• Entries
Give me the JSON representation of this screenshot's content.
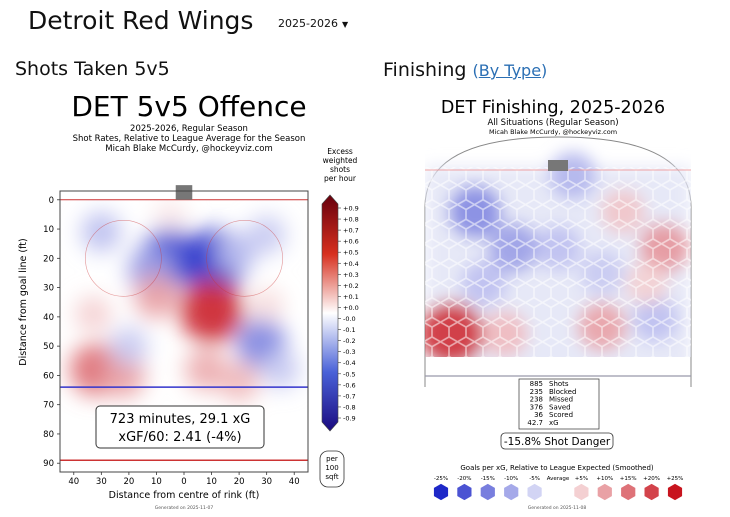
{
  "header": {
    "team": "Detroit Red Wings",
    "season_select": "2025-2026"
  },
  "sections": {
    "left_title": "Shots Taken 5v5",
    "right_title": "Finishing",
    "right_link_open": "(",
    "right_link": "By Type",
    "right_link_close": ")"
  },
  "chart_data": [
    {
      "type": "heatmap",
      "title": "DET 5v5 Offence",
      "subtitle_lines": [
        "2025-2026, Regular Season",
        "Shot Rates, Relative to League Average for the Season",
        "Micah Blake McCurdy, @hockeyviz.com"
      ],
      "xlabel": "Distance from centre of rink (ft)",
      "ylabel": "Distance from goal line (ft)",
      "x_ticks": [
        "40",
        "30",
        "20",
        "10",
        "0",
        "10",
        "20",
        "30",
        "40"
      ],
      "y_ticks": [
        "0",
        "10",
        "20",
        "30",
        "40",
        "50",
        "60",
        "70",
        "80",
        "90"
      ],
      "colorbar_title_lines": [
        "Excess",
        "weighted",
        "shots",
        "per hour"
      ],
      "colorbar_ticks": [
        "+0.9",
        "+0.8",
        "+0.7",
        "+0.6",
        "+0.5",
        "+0.4",
        "+0.3",
        "+0.2",
        "+0.1",
        "+0.0",
        "-0.0",
        "-0.1",
        "-0.2",
        "-0.3",
        "-0.4",
        "-0.5",
        "-0.6",
        "-0.7",
        "-0.8",
        "-0.9"
      ],
      "colorbar_unit_lines": [
        "per",
        "100",
        "sqft"
      ],
      "summary_lines": [
        "723 minutes, 29.1 xG",
        "xGF/60: 2.41 (-4%)"
      ],
      "footer": "Generated on 2025-11-07",
      "blobs": [
        {
          "x": -5,
          "y": 20,
          "value": -0.8
        },
        {
          "x": -12,
          "y": 24,
          "value": -0.45
        },
        {
          "x": 11,
          "y": 21,
          "value": -0.9
        },
        {
          "x": 19,
          "y": 18,
          "value": -0.3
        },
        {
          "x": -30,
          "y": 11,
          "value": -0.3
        },
        {
          "x": 30,
          "y": 12,
          "value": -0.25
        },
        {
          "x": 10,
          "y": 38,
          "value": 0.9
        },
        {
          "x": -10,
          "y": 33,
          "value": 0.4
        },
        {
          "x": -33,
          "y": 39,
          "value": 0.2
        },
        {
          "x": -32,
          "y": 58,
          "value": 0.6
        },
        {
          "x": -22,
          "y": 60,
          "value": 0.4
        },
        {
          "x": 28,
          "y": 49,
          "value": -0.55
        },
        {
          "x": 35,
          "y": 58,
          "value": -0.25
        },
        {
          "x": -20,
          "y": 50,
          "value": -0.25
        },
        {
          "x": 8,
          "y": 58,
          "value": 0.35
        },
        {
          "x": 20,
          "y": 62,
          "value": 0.3
        },
        {
          "x": -5,
          "y": 5,
          "value": 0.1
        },
        {
          "x": 30,
          "y": 36,
          "value": 0.15
        }
      ]
    },
    {
      "type": "heatmap",
      "title": "DET Finishing, 2025-2026",
      "subtitle_lines": [
        "All Situations (Regular Season)",
        "Micah Blake McCurdy, @hockeyviz.com"
      ],
      "stats": [
        {
          "value": "885",
          "label": "Shots"
        },
        {
          "value": "235",
          "label": "Blocked"
        },
        {
          "value": "238",
          "label": "Missed"
        },
        {
          "value": "376",
          "label": "Saved"
        },
        {
          "value": "36",
          "label": "Scored"
        },
        {
          "value": "42.7",
          "label": "xG"
        }
      ],
      "shot_danger": "-15.8% Shot Danger",
      "legend_title": "Goals per xG, Relative to League Expected (Smoothed)",
      "legend_labels": [
        "-25%",
        "-20%",
        "-15%",
        "-10%",
        "-5%",
        "Average",
        "+5%",
        "+10%",
        "+15%",
        "+20%",
        "+25%"
      ],
      "footer": "Generated on 2025-11-08",
      "blobs": [
        {
          "x": -28,
          "y": 18,
          "value": -0.55
        },
        {
          "x": -15,
          "y": 28,
          "value": -0.45
        },
        {
          "x": 0,
          "y": 28,
          "value": -0.3
        },
        {
          "x": -25,
          "y": 38,
          "value": -0.3
        },
        {
          "x": 15,
          "y": 35,
          "value": -0.25
        },
        {
          "x": 5,
          "y": 8,
          "value": -0.35
        },
        {
          "x": 22,
          "y": 18,
          "value": 0.25
        },
        {
          "x": 36,
          "y": 28,
          "value": 0.45
        },
        {
          "x": -36,
          "y": 52,
          "value": 0.9
        },
        {
          "x": -18,
          "y": 52,
          "value": 0.3
        },
        {
          "x": 15,
          "y": 50,
          "value": 0.4
        },
        {
          "x": 33,
          "y": 48,
          "value": -0.3
        },
        {
          "x": 30,
          "y": 38,
          "value": 0.2
        }
      ]
    }
  ]
}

• The task
Count how many lines of the listing above include "Regular" and report that number alone.

• Answer to the problem
2